- **Exercise brief**
Where a line holds the word "zasady", copy that line.

- **Saved entries**
━━━

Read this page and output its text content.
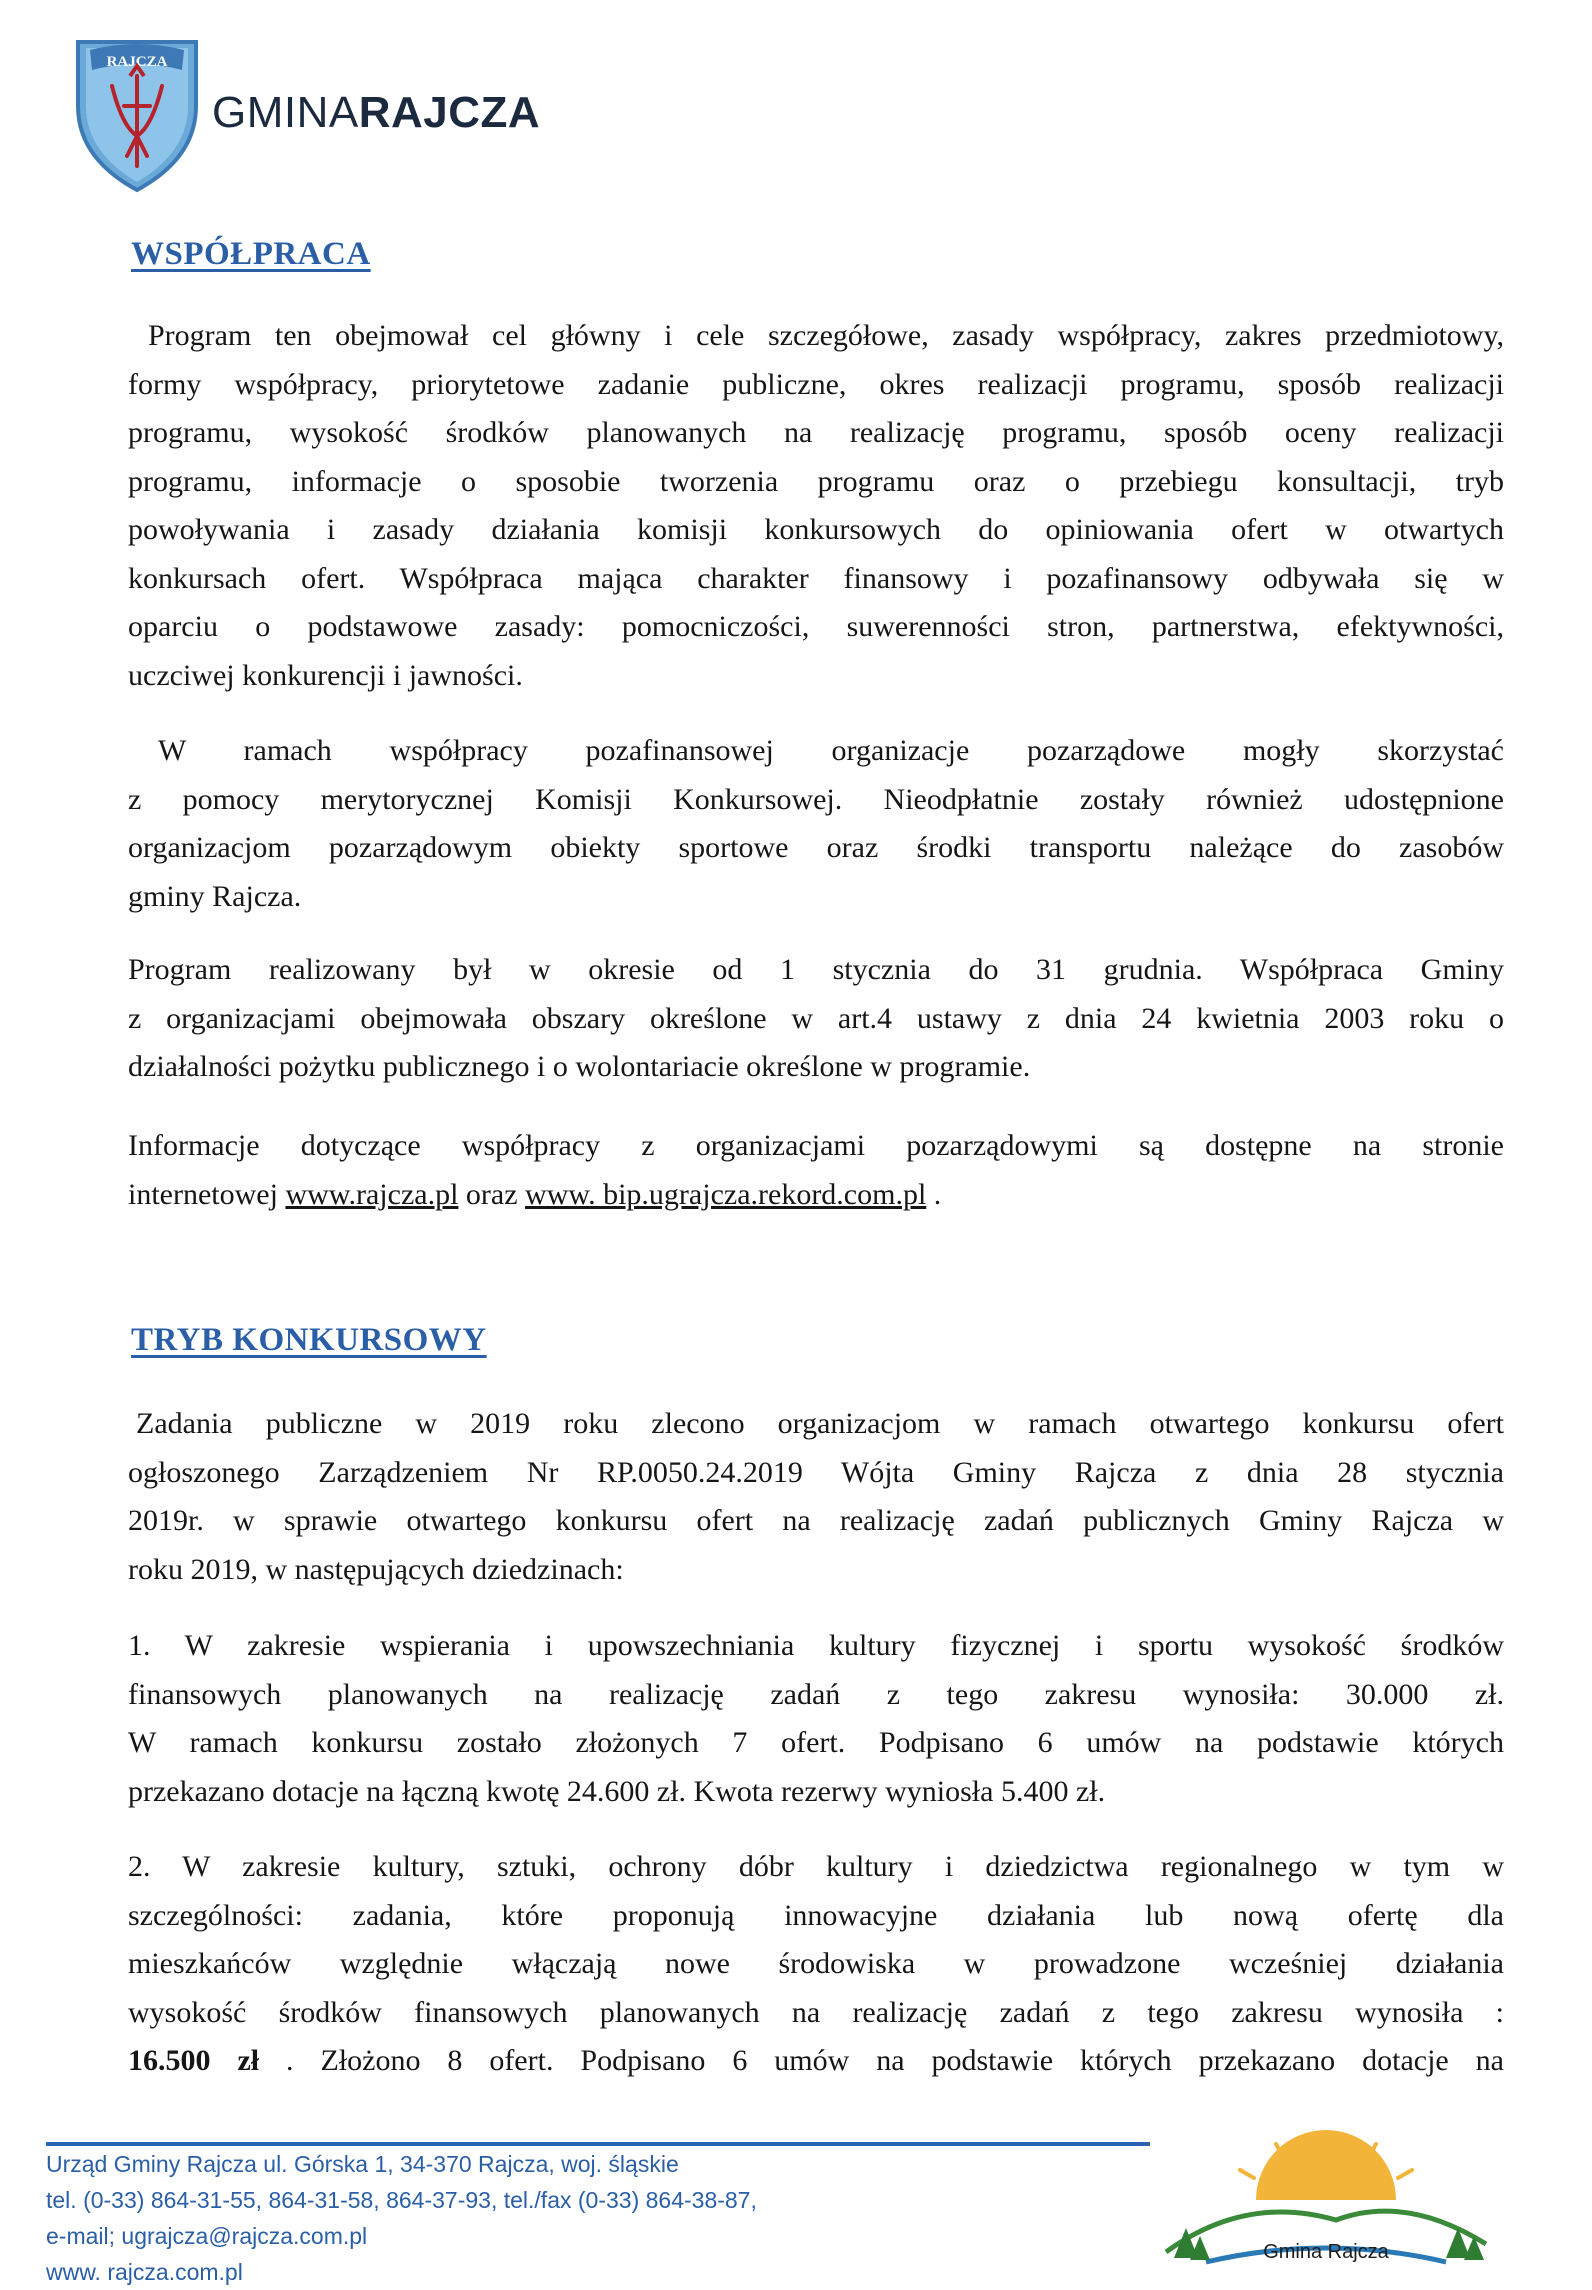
RAJCZA
GMINARAJCZA
WSPÓŁPRACA
Program ten obejmował cel główny i cele szczegółowe, zasady współpracy, zakres przedmiotowy,
formy współpracy, priorytetowe zadanie publiczne, okres realizacji programu, sposób realizacji
programu, wysokość środków planowanych na realizację programu, sposób oceny realizacji
programu, informacje o sposobie tworzenia programu oraz o przebiegu konsultacji, tryb
powoływania i zasady działania komisji konkursowych do opiniowania ofert w otwartych
konkursach ofert. Współpraca mająca charakter finansowy i pozafinansowy odbywała się w
oparciu o podstawowe zasady: pomocniczości, suwerenności stron, partnerstwa, efektywności,
uczciwej konkurencji i jawności.
W ramach współpracy pozafinansowej organizacje pozarządowe mogły skorzystać
z pomocy merytorycznej Komisji Konkursowej. Nieodpłatnie zostały również udostępnione
organizacjom pozarządowym obiekty sportowe oraz środki transportu należące do zasobów
gminy Rajcza.
Program realizowany był w okresie od 1 stycznia do 31 grudnia. Współpraca Gminy
z organizacjami obejmowała obszary określone w art.4 ustawy z dnia 24 kwietnia 2003 roku o
działalności pożytku publicznego i o wolontariacie określone w programie.
Informacje dotyczące współpracy z organizacjami pozarządowymi są dostępne na stronie
internetowej www.rajcza.pl oraz www. bip.ugrajcza.rekord.com.pl .
TRYB KONKURSOWY
Zadania publiczne w 2019 roku zlecono organizacjom w ramach otwartego konkursu ofert
ogłoszonego Zarządzeniem Nr RP.0050.24.2019 Wójta Gminy Rajcza z dnia 28 stycznia
2019r. w sprawie otwartego konkursu ofert na realizację zadań publicznych Gminy Rajcza w
roku 2019, w następujących dziedzinach:
1. W zakresie wspierania i upowszechniania kultury fizycznej i sportu wysokość środków
finansowych planowanych na realizację zadań z tego zakresu wynosiła: 30.000 zł.
W ramach konkursu zostało złożonych 7 ofert. Podpisano 6 umów na podstawie których
przekazano dotacje na łączną kwotę 24.600 zł. Kwota rezerwy wyniosła 5.400 zł.
2. W zakresie kultury, sztuki, ochrony dóbr kultury i dziedzictwa regionalnego w tym w
szczególności: zadania, które proponują innowacyjne działania lub nową ofertę dla
mieszkańców względnie włączają nowe środowiska w prowadzone wcześniej działania
wysokość środków finansowych planowanych na realizację zadań z tego zakresu wynosiła :
16.500 zł . Złożono 8 ofert. Podpisano 6 umów na podstawie których przekazano dotacje na
Urząd Gminy Rajcza ul. Górska 1, 34-370 Rajcza, woj. śląskie
tel. (0-33) 864-31-55, 864-31-58, 864-37-93, tel./fax (0-33) 864-38-87,
e-mail; ugrajcza@rajcza.com.pl
www. rajcza.com.pl
Gmina Rajcza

━━━

- **Correct result**
Program ten obejmował cel główny i cele szczegółowe, zasady współpracy, zakres przedmiotowy,
powoływania i zasady działania komisji konkursowych do opiniowania ofert w otwartych
oparciu o podstawowe zasady: pomocniczości, suwerenności stron, partnerstwa, efektywności,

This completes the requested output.